[Dataset items]
■ ■ ■ ■ ■ ■ ■

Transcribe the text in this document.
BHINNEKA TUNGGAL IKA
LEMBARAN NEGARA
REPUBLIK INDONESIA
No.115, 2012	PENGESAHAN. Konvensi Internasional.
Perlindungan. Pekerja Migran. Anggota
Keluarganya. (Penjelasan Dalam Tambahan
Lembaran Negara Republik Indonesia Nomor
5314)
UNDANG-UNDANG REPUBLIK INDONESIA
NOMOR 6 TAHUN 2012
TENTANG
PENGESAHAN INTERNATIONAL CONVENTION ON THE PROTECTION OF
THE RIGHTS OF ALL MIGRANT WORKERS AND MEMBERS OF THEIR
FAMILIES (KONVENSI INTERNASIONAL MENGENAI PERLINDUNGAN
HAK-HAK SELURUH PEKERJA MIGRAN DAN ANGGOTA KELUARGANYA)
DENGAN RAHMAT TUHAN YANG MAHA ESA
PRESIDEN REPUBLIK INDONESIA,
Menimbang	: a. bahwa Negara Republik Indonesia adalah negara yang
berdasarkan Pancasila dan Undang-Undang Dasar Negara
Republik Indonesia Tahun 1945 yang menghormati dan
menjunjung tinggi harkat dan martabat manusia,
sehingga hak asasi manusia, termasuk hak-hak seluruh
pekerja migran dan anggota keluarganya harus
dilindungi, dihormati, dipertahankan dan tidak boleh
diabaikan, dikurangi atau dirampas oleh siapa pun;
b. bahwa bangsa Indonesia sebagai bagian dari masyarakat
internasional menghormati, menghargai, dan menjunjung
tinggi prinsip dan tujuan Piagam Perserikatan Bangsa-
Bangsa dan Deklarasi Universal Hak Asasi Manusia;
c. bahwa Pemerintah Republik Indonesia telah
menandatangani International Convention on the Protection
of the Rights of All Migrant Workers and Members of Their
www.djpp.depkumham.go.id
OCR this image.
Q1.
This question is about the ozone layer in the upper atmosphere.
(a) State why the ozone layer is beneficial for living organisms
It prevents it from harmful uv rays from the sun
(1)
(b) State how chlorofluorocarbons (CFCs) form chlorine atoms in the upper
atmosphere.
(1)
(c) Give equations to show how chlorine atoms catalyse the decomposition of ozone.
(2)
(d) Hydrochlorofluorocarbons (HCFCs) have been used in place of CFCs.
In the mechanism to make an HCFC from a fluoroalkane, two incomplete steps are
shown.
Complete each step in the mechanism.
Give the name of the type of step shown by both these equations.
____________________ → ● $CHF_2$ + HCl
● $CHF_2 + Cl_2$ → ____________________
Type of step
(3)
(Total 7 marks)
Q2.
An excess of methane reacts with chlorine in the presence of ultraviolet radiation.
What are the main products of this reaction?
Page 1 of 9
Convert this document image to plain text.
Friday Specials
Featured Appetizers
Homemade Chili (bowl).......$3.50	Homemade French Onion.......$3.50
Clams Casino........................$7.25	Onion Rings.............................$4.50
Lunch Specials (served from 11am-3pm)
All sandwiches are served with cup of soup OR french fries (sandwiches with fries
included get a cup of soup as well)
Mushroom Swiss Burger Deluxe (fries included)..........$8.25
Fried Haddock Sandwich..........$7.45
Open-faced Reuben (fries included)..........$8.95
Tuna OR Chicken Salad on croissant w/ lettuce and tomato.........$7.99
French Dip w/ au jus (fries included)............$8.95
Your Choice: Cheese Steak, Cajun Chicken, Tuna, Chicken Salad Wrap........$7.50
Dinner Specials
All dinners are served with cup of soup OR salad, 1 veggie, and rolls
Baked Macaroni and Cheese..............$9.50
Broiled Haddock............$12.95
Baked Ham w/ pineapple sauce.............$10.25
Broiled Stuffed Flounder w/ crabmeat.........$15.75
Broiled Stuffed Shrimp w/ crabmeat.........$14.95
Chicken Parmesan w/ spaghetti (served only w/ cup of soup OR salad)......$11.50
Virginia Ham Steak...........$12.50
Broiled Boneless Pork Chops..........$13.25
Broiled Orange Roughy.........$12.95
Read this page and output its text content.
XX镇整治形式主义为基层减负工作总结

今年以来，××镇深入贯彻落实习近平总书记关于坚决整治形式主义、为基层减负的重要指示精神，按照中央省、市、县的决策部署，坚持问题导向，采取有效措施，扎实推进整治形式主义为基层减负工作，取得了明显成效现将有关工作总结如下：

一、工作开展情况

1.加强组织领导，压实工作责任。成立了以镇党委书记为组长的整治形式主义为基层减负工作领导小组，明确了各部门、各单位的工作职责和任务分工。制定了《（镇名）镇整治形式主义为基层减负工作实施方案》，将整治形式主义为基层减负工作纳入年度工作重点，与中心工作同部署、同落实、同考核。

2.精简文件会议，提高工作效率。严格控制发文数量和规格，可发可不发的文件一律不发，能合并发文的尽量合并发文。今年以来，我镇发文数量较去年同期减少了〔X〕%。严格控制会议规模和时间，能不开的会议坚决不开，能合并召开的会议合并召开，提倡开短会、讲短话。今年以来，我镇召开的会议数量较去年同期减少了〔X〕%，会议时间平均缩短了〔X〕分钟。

■ ■ ■ ■ ■ ■ ■

### [TASK REQUIREMENTS]
Repeat the whole listing exactly, keeping every line intact.

### [TASK RESPONSE]
Transcribe the text in this document.
BHINNEKA TUNGGAL IKA
LEMBARAN NEGARA
REPUBLIK INDONESIA
No.115, 2012	PENGESAHAN. Konvensi Internasional.
Perlindungan. Pekerja Migran. Anggota
Keluarganya. (Penjelasan Dalam Tambahan
Lembaran Negara Republik Indonesia Nomor
5314)
UNDANG-UNDANG REPUBLIK INDONESIA
NOMOR 6 TAHUN 2012
TENTANG
PENGESAHAN INTERNATIONAL CONVENTION ON THE PROTECTION OF
THE RIGHTS OF ALL MIGRANT WORKERS AND MEMBERS OF THEIR
FAMILIES (KONVENSI INTERNASIONAL MENGENAI PERLINDUNGAN
HAK-HAK SELURUH PEKERJA MIGRAN DAN ANGGOTA KELUARGANYA)
DENGAN RAHMAT TUHAN YANG MAHA ESA
PRESIDEN REPUBLIK INDONESIA,
Menimbang	: a. bahwa Negara Republik Indonesia adalah negara yang
berdasarkan Pancasila dan Undang-Undang Dasar Negara
Republik Indonesia Tahun 1945 yang menghormati dan
menjunjung tinggi harkat dan martabat manusia,
sehingga hak asasi manusia, termasuk hak-hak seluruh
pekerja migran dan anggota keluarganya harus
dilindungi, dihormati, dipertahankan dan tidak boleh
diabaikan, dikurangi atau dirampas oleh siapa pun;
b. bahwa bangsa Indonesia sebagai bagian dari masyarakat
internasional menghormati, menghargai, dan menjunjung
tinggi prinsip dan tujuan Piagam Perserikatan Bangsa-
Bangsa dan Deklarasi Universal Hak Asasi Manusia;
c. bahwa Pemerintah Republik Indonesia telah
menandatangani International Convention on the Protection
of the Rights of All Migrant Workers and Members of Their
www.djpp.depkumham.go.id
OCR this image.
Q1.
This question is about the ozone layer in the upper atmosphere.
(a) State why the ozone layer is beneficial for living organisms
It prevents it from harmful uv rays from the sun
(1)
(b) State how chlorofluorocarbons (CFCs) form chlorine atoms in the upper
atmosphere.
(1)
(c) Give equations to show how chlorine atoms catalyse the decomposition of ozone.
(2)
(d) Hydrochlorofluorocarbons (HCFCs) have been used in place of CFCs.
In the mechanism to make an HCFC from a fluoroalkane, two incomplete steps are
shown.
Complete each step in the mechanism.
Give the name of the type of step shown by both these equations.
____________________ → ● $CHF_2$ + HCl
● $CHF_2 + Cl_2$ → ____________________
Type of step
(3)
(Total 7 marks)
Q2.
An excess of methane reacts with chlorine in the presence of ultraviolet radiation.
What are the main products of this reaction?
Page 1 of 9
Convert this document image to plain text.
Friday Specials
Featured Appetizers
Homemade Chili (bowl).......$3.50	Homemade French Onion.......$3.50
Clams Casino........................$7.25	Onion Rings.............................$4.50
Lunch Specials (served from 11am-3pm)
All sandwiches are served with cup of soup OR french fries (sandwiches with fries
included get a cup of soup as well)
Mushroom Swiss Burger Deluxe (fries included)..........$8.25
Fried Haddock Sandwich..........$7.45
Open-faced Reuben (fries included)..........$8.95
Tuna OR Chicken Salad on croissant w/ lettuce and tomato.........$7.99
French Dip w/ au jus (fries included)............$8.95
Your Choice: Cheese Steak, Cajun Chicken, Tuna, Chicken Salad Wrap........$7.50
Dinner Specials
All dinners are served with cup of soup OR salad, 1 veggie, and rolls
Baked Macaroni and Cheese..............$9.50
Broiled Haddock............$12.95
Baked Ham w/ pineapple sauce.............$10.25
Broiled Stuffed Flounder w/ crabmeat.........$15.75
Broiled Stuffed Shrimp w/ crabmeat.........$14.95
Chicken Parmesan w/ spaghetti (served only w/ cup of soup OR salad)......$11.50
Virginia Ham Steak...........$12.50
Broiled Boneless Pork Chops..........$13.25
Broiled Orange Roughy.........$12.95
Read this page and output its text content.
XX镇整治形式主义为基层减负工作总结

今年以来，××镇深入贯彻落实习近平总书记关于坚决整治形式主义、为基层减负的重要指示精神，按照中央省、市、县的决策部署，坚持问题导向，采取有效措施，扎实推进整治形式主义为基层减负工作，取得了明显成效现将有关工作总结如下：

一、工作开展情况

1.加强组织领导，压实工作责任。成立了以镇党委书记为组长的整治形式主义为基层减负工作领导小组，明确了各部门、各单位的工作职责和任务分工。制定了《（镇名）镇整治形式主义为基层减负工作实施方案》，将整治形式主义为基层减负工作纳入年度工作重点，与中心工作同部署、同落实、同考核。

2.精简文件会议，提高工作效率。严格控制发文数量和规格，可发可不发的文件一律不发，能合并发文的尽量合并发文。今年以来，我镇发文数量较去年同期减少了〔X〕%。严格控制会议规模和时间，能不开的会议坚决不开，能合并召开的会议合并召开，提倡开短会、讲短话。今年以来，我镇召开的会议数量较去年同期减少了〔X〕%，会议时间平均缩短了〔X〕分钟。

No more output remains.